++++ Page extract ++++

Exiting the tank, from which it is taken at a temperature of about -155°C and at almost atmospheric pressure, a flow LNG1 is subjected to a step a) of pumping.

Preferably, such a pumping takes the LNG to a pressure of about 60-80 bar. Such a step a) may comprise a sub-step al) operated by a low-pressure pump (PCBP) and a sub-step a2) operated by a high-pressure pump (PCAP) ; the two pumps operate in series .

In a preferred aspect, step al) allows to obtain about 7 bara, while step a2 ) allows to obtain about 60, 70 or 80 bara.

With regard to the consumption of the two pumps, the pump PCBP consumes, for example, about 400 kWe, while the pump PCAP consumes, for example, about 1 MWe, for a flow of LNG (LNG1) of about 139 t/h.

After the step al) of low-pressure pumping and before the step a2) of high-pressure pumping, a portion of the LNG flow (LNG1') is used in a step b) of recondensation of the Boil Off Gas in a recondenser (RECOND) ; in the recondenser, the LNG is heated, e.g. to about -142°C.)

The flow LNG2 exiting step a2) is subjected to a step c) of heating in a condenser (COND) and then to a step d) of superheating in a superheater (SUR) .

The LNG is heated to about +3°C in the superheater.

In an aspect of the invention, with lower capacity regasification lines, e.g. with flows up to 400 kTPA (about 48 t/h) , the superheater can use air heating technologies or other heat sources represented by low- temperature sources. After step (d) , the natural gas (regasified LNG) is fed into the network.

For the purposes of the present invention, the BOG flow recondensed in step b) is represented by the Boil Off Gas originated from the tank (TANK) of the LNG.

In particular, such a flow of Boil Off Gas (BOG1), after exiting the tank, is initially subjected to a step I) of compression.

More specifically, such a step I) comprises a sub step la) and a sub-step lb) , which operate in series.

The compression can reach, for example, about 7-15 bar .

After step I) of compression, the Boil Off Gas is subject to a step II) of heat recovery in a recuperator (REC) .

++++

What to do:
#1 Write out the records verbatim, everything from the start of the records down to the line that contains "vfa-point [392,724,401,733]", with both of those lines included.
#2 Extend the description of the LNG regasification process, picking up after its last sentence.

++++ Dataset ++++

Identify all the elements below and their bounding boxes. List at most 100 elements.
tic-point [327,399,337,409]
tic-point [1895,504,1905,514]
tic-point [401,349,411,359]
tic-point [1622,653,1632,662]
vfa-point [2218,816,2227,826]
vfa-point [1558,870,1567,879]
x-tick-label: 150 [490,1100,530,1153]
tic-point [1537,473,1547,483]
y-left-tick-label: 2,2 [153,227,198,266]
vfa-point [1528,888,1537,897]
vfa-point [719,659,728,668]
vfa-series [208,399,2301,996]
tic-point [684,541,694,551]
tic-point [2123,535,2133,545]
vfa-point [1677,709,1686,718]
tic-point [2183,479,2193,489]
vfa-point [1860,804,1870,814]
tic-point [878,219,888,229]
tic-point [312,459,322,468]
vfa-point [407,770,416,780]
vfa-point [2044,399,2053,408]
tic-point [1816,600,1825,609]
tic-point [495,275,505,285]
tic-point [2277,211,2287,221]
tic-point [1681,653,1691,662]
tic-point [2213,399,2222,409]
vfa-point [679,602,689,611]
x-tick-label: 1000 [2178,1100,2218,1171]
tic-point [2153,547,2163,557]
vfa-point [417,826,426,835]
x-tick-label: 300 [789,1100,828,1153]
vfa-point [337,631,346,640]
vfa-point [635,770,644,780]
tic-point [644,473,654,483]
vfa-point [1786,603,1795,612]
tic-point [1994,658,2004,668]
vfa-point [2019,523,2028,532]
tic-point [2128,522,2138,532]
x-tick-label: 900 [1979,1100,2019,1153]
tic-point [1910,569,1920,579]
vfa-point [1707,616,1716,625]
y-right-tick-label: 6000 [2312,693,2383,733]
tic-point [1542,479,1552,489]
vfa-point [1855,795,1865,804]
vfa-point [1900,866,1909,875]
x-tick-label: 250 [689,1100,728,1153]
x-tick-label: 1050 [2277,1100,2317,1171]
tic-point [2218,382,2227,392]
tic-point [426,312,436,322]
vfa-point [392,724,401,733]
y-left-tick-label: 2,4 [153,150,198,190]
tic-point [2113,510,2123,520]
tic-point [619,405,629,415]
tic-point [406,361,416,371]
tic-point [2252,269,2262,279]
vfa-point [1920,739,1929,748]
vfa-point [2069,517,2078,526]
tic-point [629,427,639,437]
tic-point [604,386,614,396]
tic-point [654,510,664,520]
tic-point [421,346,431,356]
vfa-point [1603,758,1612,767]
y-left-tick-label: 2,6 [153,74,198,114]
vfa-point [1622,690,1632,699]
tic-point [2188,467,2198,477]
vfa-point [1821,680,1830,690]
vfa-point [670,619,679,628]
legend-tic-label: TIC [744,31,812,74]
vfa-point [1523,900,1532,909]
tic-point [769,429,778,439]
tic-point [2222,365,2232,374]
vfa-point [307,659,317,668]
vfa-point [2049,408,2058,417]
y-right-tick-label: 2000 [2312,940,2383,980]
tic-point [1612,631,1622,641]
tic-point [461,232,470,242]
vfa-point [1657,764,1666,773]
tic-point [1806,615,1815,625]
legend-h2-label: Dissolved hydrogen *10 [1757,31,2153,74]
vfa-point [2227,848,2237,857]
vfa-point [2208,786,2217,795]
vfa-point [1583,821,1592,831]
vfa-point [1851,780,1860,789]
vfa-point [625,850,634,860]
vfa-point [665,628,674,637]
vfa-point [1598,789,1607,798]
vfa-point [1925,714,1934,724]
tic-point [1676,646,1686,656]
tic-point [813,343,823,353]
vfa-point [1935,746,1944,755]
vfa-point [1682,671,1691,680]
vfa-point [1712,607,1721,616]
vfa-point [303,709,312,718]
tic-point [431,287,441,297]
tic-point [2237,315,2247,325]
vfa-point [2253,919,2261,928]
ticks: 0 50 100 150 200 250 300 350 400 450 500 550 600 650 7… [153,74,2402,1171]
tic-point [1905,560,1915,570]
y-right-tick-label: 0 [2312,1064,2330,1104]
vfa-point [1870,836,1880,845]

++++

Per-task answers:
#1
Identify all the elements below and their bounding boxes. List at most 100 elements.
tic-point [327,399,337,409]
tic-point [1895,504,1905,514]
tic-point [401,349,411,359]
tic-point [1622,653,1632,662]
vfa-point [2218,816,2227,826]
vfa-point [1558,870,1567,879]
x-tick-label: 150 [490,1100,530,1153]
tic-point [1537,473,1547,483]
y-left-tick-label: 2,2 [153,227,198,266]
vfa-point [1528,888,1537,897]
vfa-point [719,659,728,668]
vfa-series [208,399,2301,996]
tic-point [684,541,694,551]
tic-point [2123,535,2133,545]
vfa-point [1677,709,1686,718]
tic-point [2183,479,2193,489]
vfa-point [1860,804,1870,814]
tic-point [878,219,888,229]
tic-point [312,459,322,468]
vfa-point [407,770,416,780]
vfa-point [2044,399,2053,408]
tic-point [1816,600,1825,609]
tic-point [495,275,505,285]
tic-point [2277,211,2287,221]
tic-point [1681,653,1691,662]
tic-point [2213,399,2222,409]
vfa-point [679,602,689,611]
x-tick-label: 1000 [2178,1100,2218,1171]
tic-point [2153,547,2163,557]
vfa-point [417,826,426,835]
x-tick-label: 300 [789,1100,828,1153]
vfa-point [337,631,346,640]
vfa-point [635,770,644,780]
tic-point [644,473,654,483]
vfa-point [1786,603,1795,612]
tic-point [1994,658,2004,668]
vfa-point [2019,523,2028,532]
tic-point [2128,522,2138,532]
x-tick-label: 900 [1979,1100,2019,1153]
tic-point [1910,569,1920,579]
vfa-point [1707,616,1716,625]
y-right-tick-label: 6000 [2312,693,2383,733]
tic-point [1542,479,1552,489]
vfa-point [1855,795,1865,804]
vfa-point [1900,866,1909,875]
x-tick-label: 250 [689,1100,728,1153]
x-tick-label: 1050 [2277,1100,2317,1171]
tic-point [2218,382,2227,392]
tic-point [426,312,436,322]
vfa-point [392,724,401,733]

#2
In an aspect of the invention, the flow of Boil Off Gas (BOGb) exiting from the recuperator (REC) is sent to the recondenser (RECOND) in a step III) (corresponding to step b) of the LNG circuit) .

A portion of the BOG flow obtained after compression (BOG2) may be used, with any further possible compression and possible heat recovery, for the following purposes:

1. internal uses (LP FG - Low-Pressure Fuel Gas - or recondenser or IGCE, corresponding to pressure levels of about 7-15 bara, MP FG Medium Pressure Fuel Gas for Heavy Duty GT with pressures of about 25-30 bara, HP FG - High Pressure Fuel Gas - for Aeroderivative GT requiring inlet pressure of about 55 bara) or

2. external uses (sending to network at MP (Medium Pressure) , with pressures in the range of about 20-25 bara or to network at HP (High Pressure) , with pressures in the range of about 70-90 bara) .

According to an aspect of the invention, step II) of heat recovery of the flow of Boil Off Gas (BOGb) is carried out in a recuperator (REC) which operates on an organic fluid cycle (FOA) .

For the purposes of the present invention, a flow of organic fluid FOA1 is subjected to a step 1) in the recuperator (REC) (step which corresponds to step II) of the Boil Off Gas cycle) and is then sent to a step 2) of expansion in a turbine (TURB) for the production of electricity .

Inside the turbine (TURB) , the organic fluid FOA1 may, for example, expand to about 0.8 bara and cool down to about -27°C.

Exiting the turbine (TURB) , the flow of organic fluid FOA1 implements a step 3) of condensation in a condenser (COND) (step which corresponds to step c) of the LNG circuit) .

Inside the condenser (COND) , the flow of organic fluid FOA1 condenses (with a heat exchange, for example, of about 19.8 MWt to reach a temperature of about -45 °C and a pressure of about 1 bara) .

The flow of organic fluid FOA1 is then sent to a step 4) in an economizer (ECO), possibly after a step of pumping by means of a pump (PFOA) .

The pump (PFOA) may compress the flow of organic fluid FOA1 up to a pressure of about 6 bara.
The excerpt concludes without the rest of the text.